To do ->
Identify all lines in the data containing the string "cells". Copy them out.

Items from a data source:
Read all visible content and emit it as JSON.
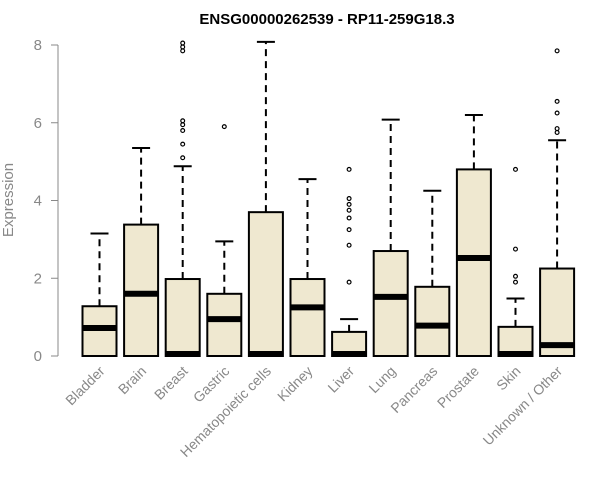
{
  "chart_data": {
    "type": "boxplot",
    "title": "ENSG00000262539 - RP11-259G18.3",
    "xlabel": "",
    "ylabel": "Expression",
    "ylim": [
      0,
      8
    ],
    "yticks": [
      0,
      2,
      4,
      6,
      8
    ],
    "box_color": "#efe8d0",
    "categories": [
      "Bladder",
      "Brain",
      "Breast",
      "Gastric",
      "Hematopoietic cells",
      "Kidney",
      "Liver",
      "Lung",
      "Pancreas",
      "Prostate",
      "Skin",
      "Unknown / Other"
    ],
    "boxes": [
      {
        "name": "Bladder",
        "min": 0,
        "q1": 0,
        "median": 0.72,
        "q3": 1.28,
        "max": 3.15,
        "outliers": []
      },
      {
        "name": "Brain",
        "min": 0,
        "q1": 0,
        "median": 1.6,
        "q3": 3.38,
        "max": 5.35,
        "outliers": []
      },
      {
        "name": "Breast",
        "min": 0,
        "q1": 0,
        "median": 0,
        "q3": 1.98,
        "max": 4.88,
        "outliers": [
          5.1,
          5.45,
          5.8,
          5.95,
          6.05,
          7.85,
          7.95,
          8.05
        ]
      },
      {
        "name": "Gastric",
        "min": 0,
        "q1": 0,
        "median": 0.95,
        "q3": 1.6,
        "max": 2.95,
        "outliers": [
          5.9
        ]
      },
      {
        "name": "Hematopoietic cells",
        "min": 0,
        "q1": 0,
        "median": 0,
        "q3": 3.7,
        "max": 8.08,
        "outliers": []
      },
      {
        "name": "Kidney",
        "min": 0,
        "q1": 0,
        "median": 1.25,
        "q3": 1.98,
        "max": 4.55,
        "outliers": []
      },
      {
        "name": "Liver",
        "min": 0,
        "q1": 0,
        "median": 0,
        "q3": 0.62,
        "max": 0.95,
        "outliers": [
          1.9,
          2.85,
          3.25,
          3.55,
          3.75,
          3.9,
          4.05,
          4.8
        ]
      },
      {
        "name": "Lung",
        "min": 0,
        "q1": 0,
        "median": 1.52,
        "q3": 2.7,
        "max": 6.08,
        "outliers": []
      },
      {
        "name": "Pancreas",
        "min": 0,
        "q1": 0,
        "median": 0.78,
        "q3": 1.78,
        "max": 4.25,
        "outliers": []
      },
      {
        "name": "Prostate",
        "min": 0,
        "q1": 0,
        "median": 2.52,
        "q3": 4.8,
        "max": 6.2,
        "outliers": []
      },
      {
        "name": "Skin",
        "min": 0,
        "q1": 0,
        "median": 0,
        "q3": 0.75,
        "max": 1.48,
        "outliers": [
          1.9,
          2.05,
          2.75,
          4.8
        ]
      },
      {
        "name": "Unknown / Other",
        "min": 0,
        "q1": 0,
        "median": 0.28,
        "q3": 2.25,
        "max": 5.55,
        "outliers": [
          5.75,
          5.85,
          6.25,
          6.55,
          7.85
        ]
      }
    ]
  }
}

Your response ->
      "Hematopoietic cells",
        "name": "Hematopoietic cells",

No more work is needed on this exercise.